- Verilen metin:
+--
V. İNCELEME VE GEREKÇE

27. Anayasa Mahkemesinin 3/11/2022 tarihinde yapmış olduğu toplantıda başvuru incelenip gereği düşünüldü:

A. Başvurucunun İddiaları ve Bakanlık Görüşü

28. Başvurucu, eş değer sınavdan yeterli bir puan alamaması hâlinde doktorası ve sonrasında akademik unvanlarının geri alınması gibi mesleki hayatı, itibarı, ailesi ve çevresi ile ilişkileri açısından çok önemli sonuçlar doğuracak bir işleme muhatap olması nedeniyle mağduriyet yaşayacağını ifade etmiştir. Başvurucu; böyle ağır sonuçları olan bir tedbirin ancak ciddi ve somut delillere dayanan bir şüphe nedeniyle uygulanabileceğini ifade ederek özel hayata saygı hakkının ve eğitim hakkının, derece mahkemelerince yapılan yargılamalarda davanın sonucuna etki edecek somut olgulara ilişkin açıklamalarının değerlendirilmemesi ve idarenin işleminin hukuka uygun olup olmadığının yeterli şekilde incelenmemesi nedeniyle de adil yargılanma hakkının ihlal edildiğini iddia etmiştir.
+--
- Veri kayıtları:
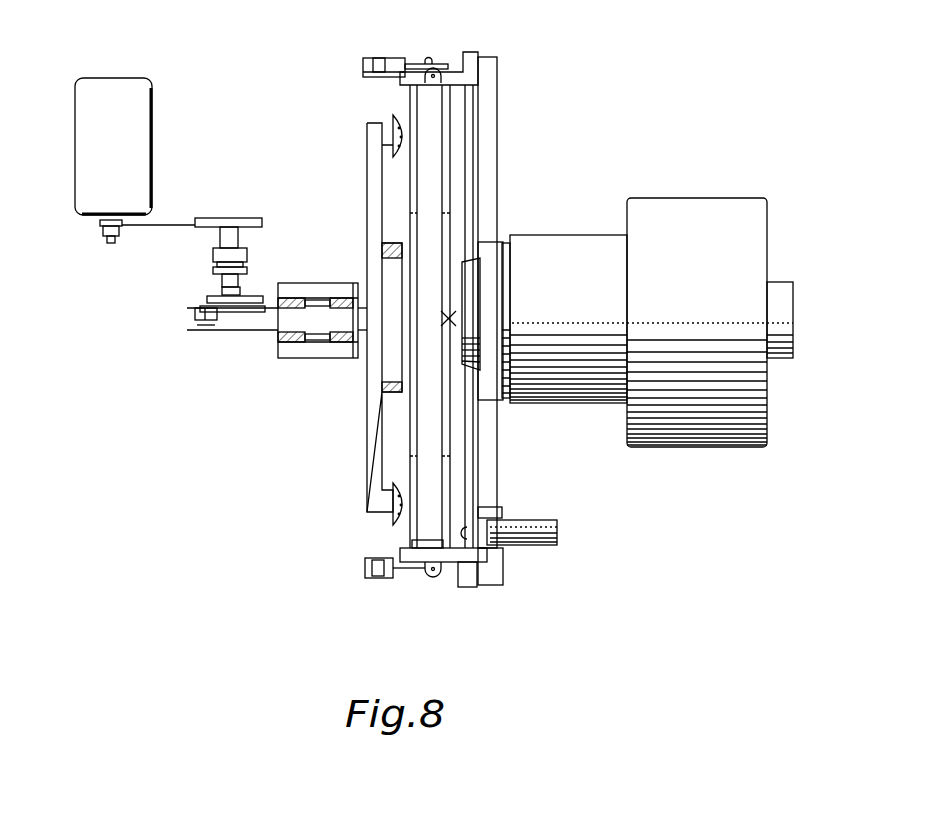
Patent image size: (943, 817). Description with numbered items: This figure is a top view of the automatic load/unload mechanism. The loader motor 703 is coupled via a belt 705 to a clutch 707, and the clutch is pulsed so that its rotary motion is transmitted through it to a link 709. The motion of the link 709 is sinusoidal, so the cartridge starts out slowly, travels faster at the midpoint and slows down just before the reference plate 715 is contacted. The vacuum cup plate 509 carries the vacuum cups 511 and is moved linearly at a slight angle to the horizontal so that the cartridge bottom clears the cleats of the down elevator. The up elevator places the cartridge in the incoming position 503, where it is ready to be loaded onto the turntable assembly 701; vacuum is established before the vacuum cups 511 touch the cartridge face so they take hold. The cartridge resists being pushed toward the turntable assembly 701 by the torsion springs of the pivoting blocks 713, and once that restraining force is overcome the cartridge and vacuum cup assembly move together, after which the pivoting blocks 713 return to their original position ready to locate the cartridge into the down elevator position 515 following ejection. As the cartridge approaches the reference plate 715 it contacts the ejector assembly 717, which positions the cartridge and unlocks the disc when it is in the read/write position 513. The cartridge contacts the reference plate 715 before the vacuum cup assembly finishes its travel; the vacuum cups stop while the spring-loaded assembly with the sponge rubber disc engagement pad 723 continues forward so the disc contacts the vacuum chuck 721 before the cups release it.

The loader motor 703 is at (150, 90).
The belt 705 is at (172, 222).
The clutch 707 is at (213, 252).
The link 709 is at (250, 300).
The incoming position 503 is at (413, 318).
The vacuum cup plate 509 is at (368, 174).
The vacuum cups 511 is at (393, 122).
The read/write position 513 is at (470, 168).
The pivoting blocks 713 is at (451, 75).
The vacuum chuck 721 is at (488, 241).
The turntable assembly 701 is at (572, 242).
The down elevator position 515 is at (448, 325).
The disc engagement pad 723 is at (392, 393).
The ejector assembly 717 is at (555, 533).
The reference plate 715 is at (497, 568).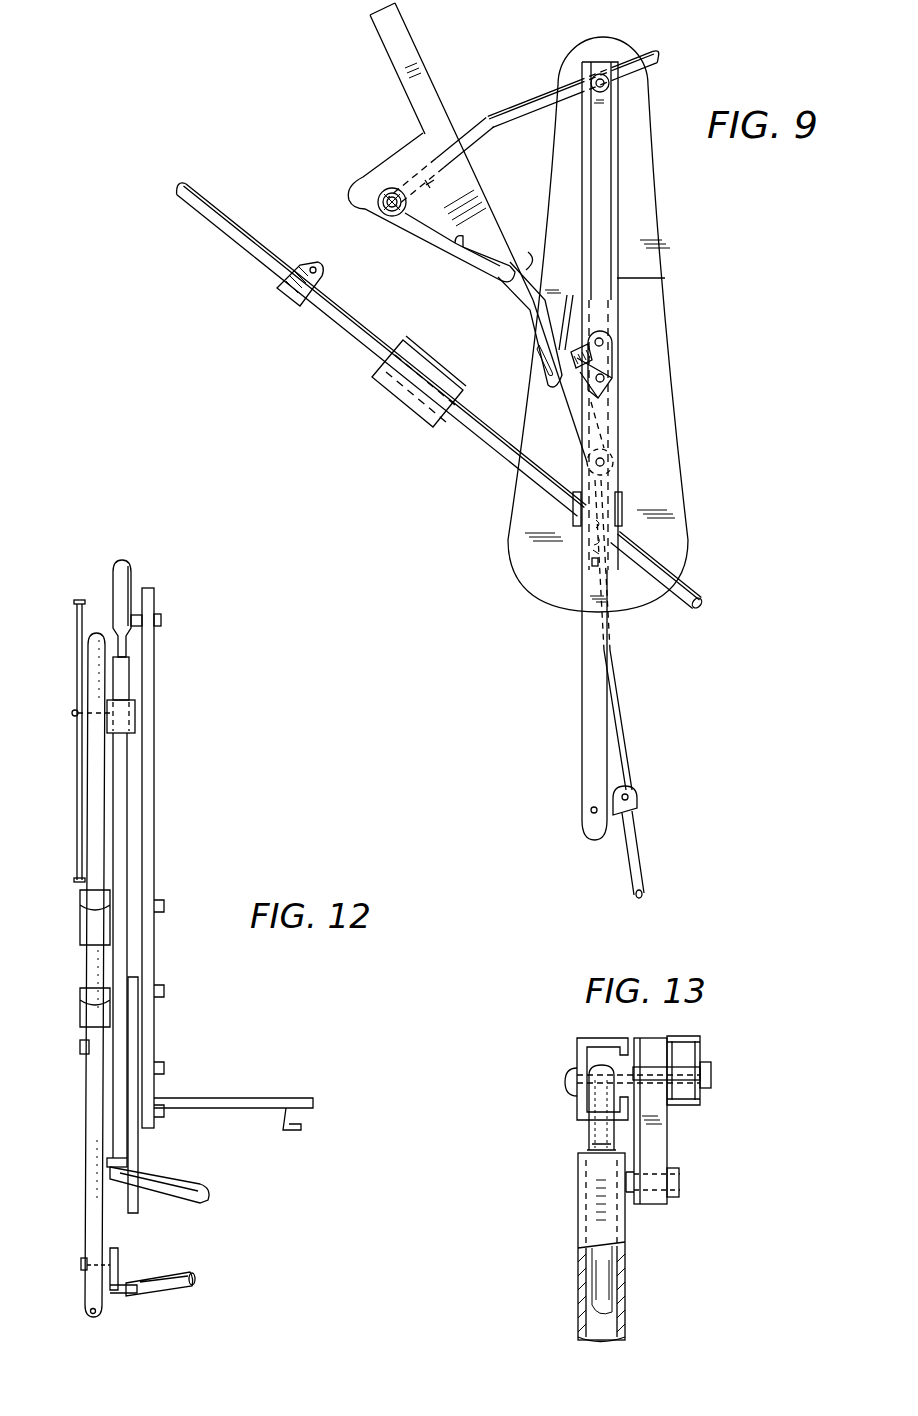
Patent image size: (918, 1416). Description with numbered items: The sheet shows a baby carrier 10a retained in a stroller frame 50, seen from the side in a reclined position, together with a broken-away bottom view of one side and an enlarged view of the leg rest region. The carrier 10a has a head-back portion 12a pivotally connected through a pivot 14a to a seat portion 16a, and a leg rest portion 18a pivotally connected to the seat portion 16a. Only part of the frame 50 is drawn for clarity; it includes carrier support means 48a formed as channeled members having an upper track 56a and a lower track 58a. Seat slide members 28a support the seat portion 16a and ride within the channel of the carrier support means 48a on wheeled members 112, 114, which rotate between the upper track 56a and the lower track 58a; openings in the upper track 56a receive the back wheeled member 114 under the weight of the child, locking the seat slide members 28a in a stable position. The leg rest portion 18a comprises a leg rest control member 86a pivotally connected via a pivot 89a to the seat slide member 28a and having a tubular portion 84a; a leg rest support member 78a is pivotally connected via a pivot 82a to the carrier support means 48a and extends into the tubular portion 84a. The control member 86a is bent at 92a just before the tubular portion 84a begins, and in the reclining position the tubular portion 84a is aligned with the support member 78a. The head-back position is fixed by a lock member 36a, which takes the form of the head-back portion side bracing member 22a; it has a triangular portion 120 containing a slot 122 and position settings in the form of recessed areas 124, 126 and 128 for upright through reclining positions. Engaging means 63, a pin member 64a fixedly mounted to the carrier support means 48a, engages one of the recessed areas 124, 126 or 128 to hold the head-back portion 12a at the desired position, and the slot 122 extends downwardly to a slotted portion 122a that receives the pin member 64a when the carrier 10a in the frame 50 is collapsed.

In FIG. 9, the carrier 10a is at (700, 436).
In FIG. 12, the carrier 10a is at (180, 640).
In FIG. 9, the head-back portion 12a is at (381, 100).
In FIG. 9, the pivot 14a is at (605, 466).
In FIG. 9, the seat portion 16a is at (628, 193).
In FIG. 12, the seat portion 16a is at (155, 798).
In FIG. 9, the leg rest portion 18a is at (651, 833).
In FIG. 12, the leg rest portion 18a is at (157, 1332).
In FIG. 13, the leg rest portion 18a is at (674, 1228).
In FIG. 9, the head-back portion side bracing member 22a is at (409, 38).
In FIG. 9, the seat slide member 28a is at (606, 600).
In FIG. 12, the seat slide member 28a is at (155, 850).
In FIG. 9, the lock member 36a is at (385, 153).
In FIG. 9, the carrier support means 48a is at (580, 184).
In FIG. 12, the carrier support means 48a is at (118, 757).
In FIG. 9, the stroller frame 50 is at (540, 100).
In FIG. 9, the upper track 56a is at (584, 280).
In FIG. 9, the lower track 58a is at (666, 278).
In FIG. 9, the engaging means 63 is at (400, 213).
In FIG. 9, the pin member 64a is at (396, 196).
In FIG. 9, the leg rest support member 78a is at (616, 691).
In FIG. 13, the leg rest support member 78a is at (591, 1128).
In FIG. 9, the pivot 82a is at (591, 563).
In FIG. 13, the pivot 82a is at (573, 1084).
In FIG. 13, the tubular portion 84a is at (579, 1296).
In FIG. 9, the leg rest control member 86a is at (641, 873).
In FIG. 12, the leg rest control member 86a is at (152, 1297).
In FIG. 13, the leg rest control member 86a is at (626, 1236).
In FIG. 9, the pivot 89a is at (590, 810).
In FIG. 12, the pivot 89a is at (121, 1256).
In FIG. 13, the pivot 89a is at (681, 1183).
In FIG. 9, the bend 92a is at (631, 780).
In FIG. 13, the bend 92a is at (590, 1146).
In FIG. 9, the wheeled member 112 is at (608, 585).
In FIG. 9, the wheeled member 114 is at (603, 338).
In FIG. 9, the triangular portion 120 is at (433, 252).
In FIG. 9, the slot 122 is at (483, 276).
In FIG. 9, the slotted portion 122a is at (548, 349).
In FIG. 9, the recessed area 124 is at (548, 340).
In FIG. 9, the recessed area 126 is at (480, 234).
In FIG. 9, the recessed area 128 is at (430, 185).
+--
- Görev 1: Verilen metne göre başvurucu, adil yargılanma hakkının neden ihlal edildiğini ileri sürüyor? Bir ila üç cümleyle açıklayın.
- Görev 2: Verilen metinde başvuruyu incelediği toplantıyı Anayasa Mahkemesi hangi tarihte yapmıştır?
Kayıtların bu görevlerle hiçbir ilgisi yoktur.

- Tam yanıt 1: Başvurucuya göre derece mahkemeleri, davanın sonucunu etkileyecek somut olgulara ilişkin açıklamalarını değerlendirmemiştir. Ayrıca idarenin işleminin hukuka uygun olup olmadığı yeterli şekilde incelenmemiştir. Başvurucu, adil yargılanma hakkının bu nedenlerle ihlal edildiğini iddia etmiştir.

- Tam yanıt 2: Toplantı 3/11/2022 tarihinde yapılmıştır.